— BEGIN Passage shown —
Shelton later reviewed BCC phone records, which showed three calls placed during Reed’s shift, ranging in length from 2 minutes to 27.8 minutes. Shelton also reviewed BCC cameras, which showed Reed sitting in the One-Top office chair from 6:22 p.m. until 7:02 p.m., instead of patrolling the One-Top dormitories as her job duties required. As a result, Shelton formally reported Reed for “not…performing her job function as a corrections officer.” Shelton Dep. 28:1-3. In his disciplinary report, Shelton noted that Reed “sounded as though [she] was throwing up sick” when he first confronted her for being off-post, and that “Officer Parris said that he felt sorry for Officer Reed because she was sick.” Incident Report, Pl.’s Br. in Opp. Ex. C, ECF 21-3. However, Shelton also noted that Mitchell had told him that “Officer Reed and Officer CL Taylor [were] having a relationship and that [Mitchell] bets that she was on the phone with Officer Taylor.” Id.

The next day, April 8, 2012, Reed met with then-Lieutenant Dallas Bradshaw regarding this incident. Reed expressed concern about being disciplined, stating that she felt Shelton was “picking on her” because “Mitchell was mad at her.” Bradshaw Dep. 7:8-15, Pl.’s Br. in Opp. Ex. 4, ECF 21-4. Reed also told Bradshaw about the 2010 harassment at this time. Bradshaw spoke to Mitchell about Reed’s allegations, which he denied. Bradshaw then summoned Reed to speak directly with Mitchell regarding her allegations, which resulted in a shouting match between Mitchell and Reed. Bradshaw eventually sent Mitchell and Reed home “and told them not to come back to work until they had heard from [human resources].” Id. at 9:6-8. Bradshaw testified that meeting with Mitchell and Reed together that day violated VDOC policies regarding sexual harassment. Id. at 8:10-13.
— END Passage shown —
— BEGIN Information supplied —
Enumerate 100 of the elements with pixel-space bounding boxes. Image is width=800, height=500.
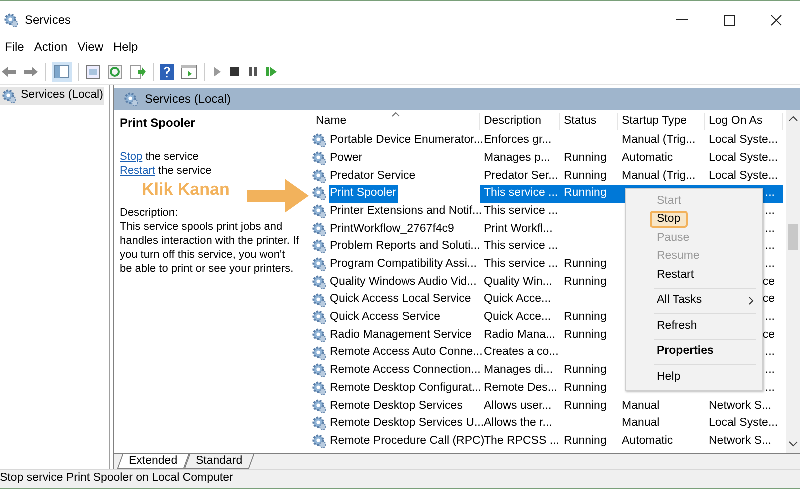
— END Information supplied —
Tasks to carry out >>
A – In the passage about Reed's discipline, during what time span did the BCC cameras show Reed sitting in the One-Top office chair?
B – Extend the passage about Reed's discipline, starting right after its final sentence.

Answer set >>
A – From 6:22 p.m. until 7:02 p.m.

B –
The following day, April 9, 2012, Reed filed an Internal Incident Report regarding Mitchell. In that report, Reed stated that in 2010, Mitchell was “overly friendly” and told her to “keep in mind” that he completed her reviews. See Internal Incident Report, Def. Mot. Summ. J. Ex. E, ECF 16-3. Reed stated that she reported Mitchell’s behavior to Nunley, and that after she did so, “it was over and done with [and] Mitchell apologized.” Id. She then stated that in 2012, “things started out fine, then [Mitchell] started being overly friendly [and] rubbed my leg in the seating area in…the warden’s office” on April 7, 2012. Id. She also stated that Mitchell questioned Reed about her personal relationship with Officer Taylor that day.

After Reed filed this report, BCC Warden Larry Jarvis immediately moved Mitchell to a different shift and placed both Mitchell and Reed on administrative leave pending investigation of Reed’s allegations. Robin Snavely, BCC’s Employment Relations Manager, conducted an investigation pursuant to VDOC’s written sexual harassment policy. See Snavely Decl. ¶ 2, Def.’s Mot. Summ. J. Ex. 2, ECF 16-2. During this investigation, Snavely interviewed Reed and Mitchell, as well as Officer Taylor, Officer Clemons, Officer Puckett, Sergeant Nunley, and Lieutenant Bradshaw. None of the persons interviewed by Snavely confirmed Reed’s allegations. As a result, Snavely submitted a report to Warden Jarvis concluding that “[t]he allegations of sexual harassment and workplace harassment cannot be substantiated” on April 13, 2012. Administrative Investigation Report, Def.’s Mot. Summ. J. Ex. I, ECF 16-4. Jarvis wrote to Reed on April 20, 2012 and Mitchell on April 23, 2012, advising them of the results of this investigation. See Jarvis Letters, Def.’s Mot. Summ. J. Ex. J and K, ECF 16-4.

On May 18, 2012, Jarvis issued a Written Notice terminating Reed’s employment as a result of her off-post behavior on April 7. The notice reflected that Reed had two other active disciplinary infractions on her record at the time of her termination. See Written Notice of Termination, Def. Mot. Summ. J. Ex. L, ECF 16-5. Reed filed a Charge of Discrimination with the Equal Employment Opportunity Commission on August 13, 2010. She received a Dismissal and Notice of Rights from the EEOC on August 19, 2013.

Reed commenced this action on November 15, 2013. In her complaint, Reed alleges that her sexual harassment and subsequent termination violate Title VII of the Civil Rights Act of 1964 (“Title VII”), 42 U.S.C. § 2000e et seq. Specifically, Reed asserts claims for a hostile work environment, quid pro quo discrimination, sex discrimination, and retaliatory discharge. On August 11, 2014, VDOC filed a motion for summary judgment. The court held a hearing on the motion on September 8, 2014, and the motion is now ripe for review.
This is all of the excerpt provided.